[Data records]
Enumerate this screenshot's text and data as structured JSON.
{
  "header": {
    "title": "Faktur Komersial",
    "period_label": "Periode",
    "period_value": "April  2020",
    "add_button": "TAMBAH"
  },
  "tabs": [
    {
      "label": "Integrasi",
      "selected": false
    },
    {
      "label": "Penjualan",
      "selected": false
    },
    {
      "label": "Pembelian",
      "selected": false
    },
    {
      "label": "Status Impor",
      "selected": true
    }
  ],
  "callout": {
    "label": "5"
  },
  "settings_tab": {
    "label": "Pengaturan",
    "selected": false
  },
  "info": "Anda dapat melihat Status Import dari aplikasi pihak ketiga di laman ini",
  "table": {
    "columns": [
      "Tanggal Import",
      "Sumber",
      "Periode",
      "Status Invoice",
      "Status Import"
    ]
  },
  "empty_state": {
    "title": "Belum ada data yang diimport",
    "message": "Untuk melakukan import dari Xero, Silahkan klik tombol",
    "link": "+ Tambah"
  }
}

--

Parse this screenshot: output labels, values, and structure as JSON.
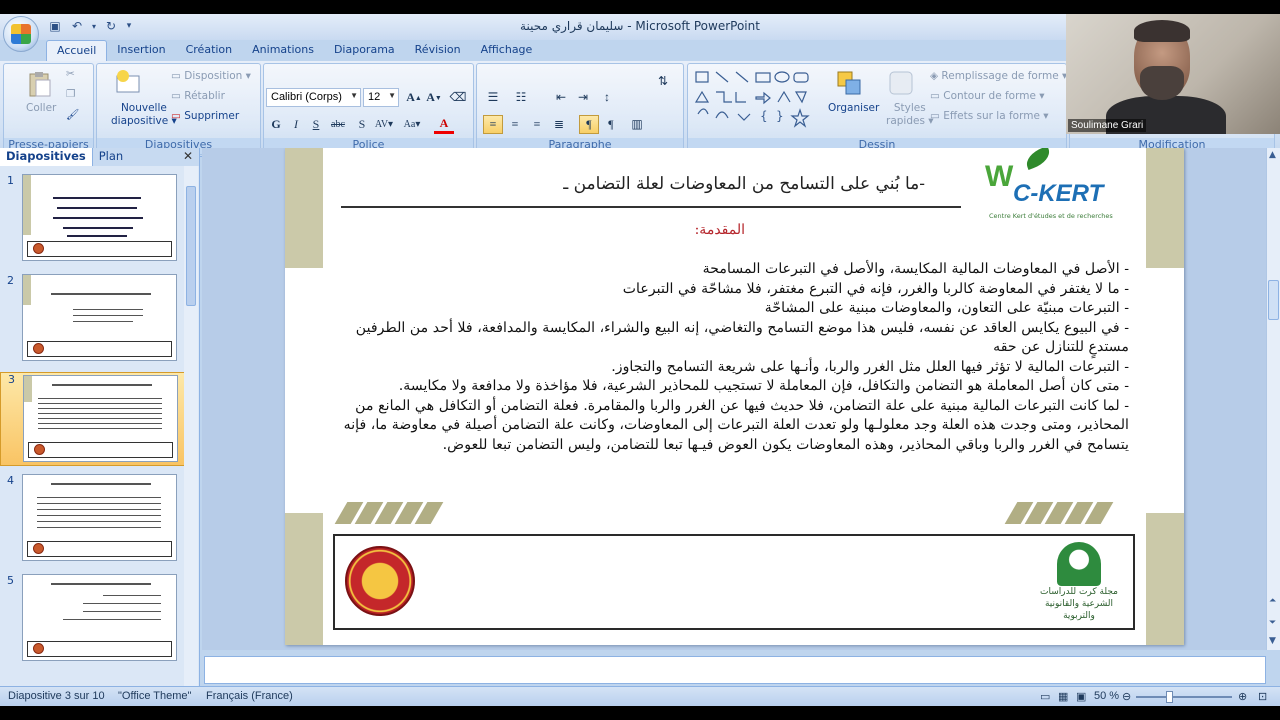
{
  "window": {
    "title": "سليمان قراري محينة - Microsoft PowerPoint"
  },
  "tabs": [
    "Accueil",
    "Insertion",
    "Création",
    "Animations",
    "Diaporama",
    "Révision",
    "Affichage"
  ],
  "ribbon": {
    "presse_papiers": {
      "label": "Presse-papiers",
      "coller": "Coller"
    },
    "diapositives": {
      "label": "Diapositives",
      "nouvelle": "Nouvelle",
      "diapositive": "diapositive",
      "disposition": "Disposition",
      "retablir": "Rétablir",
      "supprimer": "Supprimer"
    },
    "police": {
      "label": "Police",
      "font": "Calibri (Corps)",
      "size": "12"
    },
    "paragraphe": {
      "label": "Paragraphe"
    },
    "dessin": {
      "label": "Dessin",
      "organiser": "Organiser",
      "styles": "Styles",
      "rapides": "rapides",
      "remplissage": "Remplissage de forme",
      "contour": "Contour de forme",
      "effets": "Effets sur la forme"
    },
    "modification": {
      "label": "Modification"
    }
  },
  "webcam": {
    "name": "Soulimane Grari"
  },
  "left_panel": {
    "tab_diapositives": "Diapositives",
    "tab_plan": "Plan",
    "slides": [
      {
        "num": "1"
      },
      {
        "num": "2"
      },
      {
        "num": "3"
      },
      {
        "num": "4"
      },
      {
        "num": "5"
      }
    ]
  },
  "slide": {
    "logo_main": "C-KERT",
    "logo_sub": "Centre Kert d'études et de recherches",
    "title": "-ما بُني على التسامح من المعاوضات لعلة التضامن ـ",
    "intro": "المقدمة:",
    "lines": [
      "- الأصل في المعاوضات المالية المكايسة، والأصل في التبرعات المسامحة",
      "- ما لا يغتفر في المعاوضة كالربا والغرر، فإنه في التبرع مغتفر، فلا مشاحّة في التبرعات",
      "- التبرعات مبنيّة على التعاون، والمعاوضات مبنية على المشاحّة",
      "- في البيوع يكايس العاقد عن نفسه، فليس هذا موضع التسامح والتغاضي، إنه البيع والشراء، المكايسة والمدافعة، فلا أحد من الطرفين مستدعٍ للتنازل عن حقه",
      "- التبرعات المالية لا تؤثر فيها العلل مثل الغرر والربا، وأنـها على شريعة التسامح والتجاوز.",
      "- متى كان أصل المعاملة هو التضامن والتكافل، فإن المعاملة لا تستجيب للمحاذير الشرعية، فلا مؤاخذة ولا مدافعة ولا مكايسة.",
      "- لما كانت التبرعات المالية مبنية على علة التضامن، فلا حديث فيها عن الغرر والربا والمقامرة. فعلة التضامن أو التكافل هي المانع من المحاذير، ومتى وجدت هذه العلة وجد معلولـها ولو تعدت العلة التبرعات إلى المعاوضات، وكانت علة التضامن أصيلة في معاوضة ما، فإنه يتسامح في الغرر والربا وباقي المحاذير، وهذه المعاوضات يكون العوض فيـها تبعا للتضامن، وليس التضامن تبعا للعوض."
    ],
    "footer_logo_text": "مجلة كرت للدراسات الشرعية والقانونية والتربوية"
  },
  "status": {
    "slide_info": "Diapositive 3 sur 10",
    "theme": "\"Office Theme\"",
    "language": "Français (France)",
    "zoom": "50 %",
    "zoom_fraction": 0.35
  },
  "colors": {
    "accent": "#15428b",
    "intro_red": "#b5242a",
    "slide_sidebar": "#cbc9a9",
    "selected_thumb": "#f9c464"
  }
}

## [WHAT IS EXPECTED]
Gather every line containing the word "فيها" and copy it.

## [CORRECT RESPONSE]
      "- التبرعات المالية لا تؤثر فيها العلل مثل الغرر والربا، وأنـها على شريعة التسامح والتجاوز.",
      "- لما كانت التبرعات المالية مبنية على علة التضامن، فلا حديث فيها عن الغرر والربا والمقامرة. فعلة التضامن أو التكافل هي المانع من المحاذير، ومتى وجدت هذه العلة وجد معلولـها ولو تعدت العلة التبرعات إلى المعاوضات، وكانت علة التضامن أصيلة في معاوضة ما، فإنه يتسامح في الغرر والربا وباقي المحاذير، وهذه المعاوضات يكون العوض فيـها تبعا للتضامن، وليس التضامن تبعا للعوض."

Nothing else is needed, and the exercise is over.